[start]

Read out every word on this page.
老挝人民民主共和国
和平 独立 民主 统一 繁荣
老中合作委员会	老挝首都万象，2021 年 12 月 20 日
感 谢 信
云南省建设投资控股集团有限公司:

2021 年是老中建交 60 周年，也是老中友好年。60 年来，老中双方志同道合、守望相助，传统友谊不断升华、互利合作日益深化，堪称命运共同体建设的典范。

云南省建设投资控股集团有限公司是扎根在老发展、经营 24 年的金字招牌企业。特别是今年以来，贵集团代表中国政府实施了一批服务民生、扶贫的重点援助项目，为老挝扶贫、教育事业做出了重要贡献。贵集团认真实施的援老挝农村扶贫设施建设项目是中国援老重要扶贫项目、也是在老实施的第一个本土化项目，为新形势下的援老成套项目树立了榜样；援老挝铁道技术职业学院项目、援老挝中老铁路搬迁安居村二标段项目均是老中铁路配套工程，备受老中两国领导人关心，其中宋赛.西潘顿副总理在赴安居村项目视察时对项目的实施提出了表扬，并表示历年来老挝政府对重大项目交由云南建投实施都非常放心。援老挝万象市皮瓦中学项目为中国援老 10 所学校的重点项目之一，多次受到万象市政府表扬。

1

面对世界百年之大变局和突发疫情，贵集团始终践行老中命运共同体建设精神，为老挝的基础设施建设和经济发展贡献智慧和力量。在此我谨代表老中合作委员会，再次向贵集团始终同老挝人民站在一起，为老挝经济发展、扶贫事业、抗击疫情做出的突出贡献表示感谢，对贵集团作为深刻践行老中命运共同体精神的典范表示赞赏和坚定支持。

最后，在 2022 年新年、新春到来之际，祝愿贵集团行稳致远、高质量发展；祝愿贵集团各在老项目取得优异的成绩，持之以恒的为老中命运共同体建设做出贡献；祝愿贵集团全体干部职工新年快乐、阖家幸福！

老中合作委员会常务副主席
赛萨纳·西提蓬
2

[end]

== Short problem ==
Reproduce the material above, every line of it, exactly.

== Task answer ==
Read out every word on this page.
老挝人民民主共和国
和平 独立 民主 统一 繁荣
老中合作委员会	老挝首都万象，2021 年 12 月 20 日
感 谢 信
云南省建设投资控股集团有限公司:

2021 年是老中建交 60 周年，也是老中友好年。60 年来，老中双方志同道合、守望相助，传统友谊不断升华、互利合作日益深化，堪称命运共同体建设的典范。

云南省建设投资控股集团有限公司是扎根在老发展、经营 24 年的金字招牌企业。特别是今年以来，贵集团代表中国政府实施了一批服务民生、扶贫的重点援助项目，为老挝扶贫、教育事业做出了重要贡献。贵集团认真实施的援老挝农村扶贫设施建设项目是中国援老重要扶贫项目、也是在老实施的第一个本土化项目，为新形势下的援老成套项目树立了榜样；援老挝铁道技术职业学院项目、援老挝中老铁路搬迁安居村二标段项目均是老中铁路配套工程，备受老中两国领导人关心，其中宋赛.西潘顿副总理在赴安居村项目视察时对项目的实施提出了表扬，并表示历年来老挝政府对重大项目交由云南建投实施都非常放心。援老挝万象市皮瓦中学项目为中国援老 10 所学校的重点项目之一，多次受到万象市政府表扬。

1

面对世界百年之大变局和突发疫情，贵集团始终践行老中命运共同体建设精神，为老挝的基础设施建设和经济发展贡献智慧和力量。在此我谨代表老中合作委员会，再次向贵集团始终同老挝人民站在一起，为老挝经济发展、扶贫事业、抗击疫情做出的突出贡献表示感谢，对贵集团作为深刻践行老中命运共同体精神的典范表示赞赏和坚定支持。

最后，在 2022 年新年、新春到来之际，祝愿贵集团行稳致远、高质量发展；祝愿贵集团各在老项目取得优异的成绩，持之以恒的为老中命运共同体建设做出贡献；祝愿贵集团全体干部职工新年快乐、阖家幸福！

老中合作委员会常务副主席
赛萨纳·西提蓬
2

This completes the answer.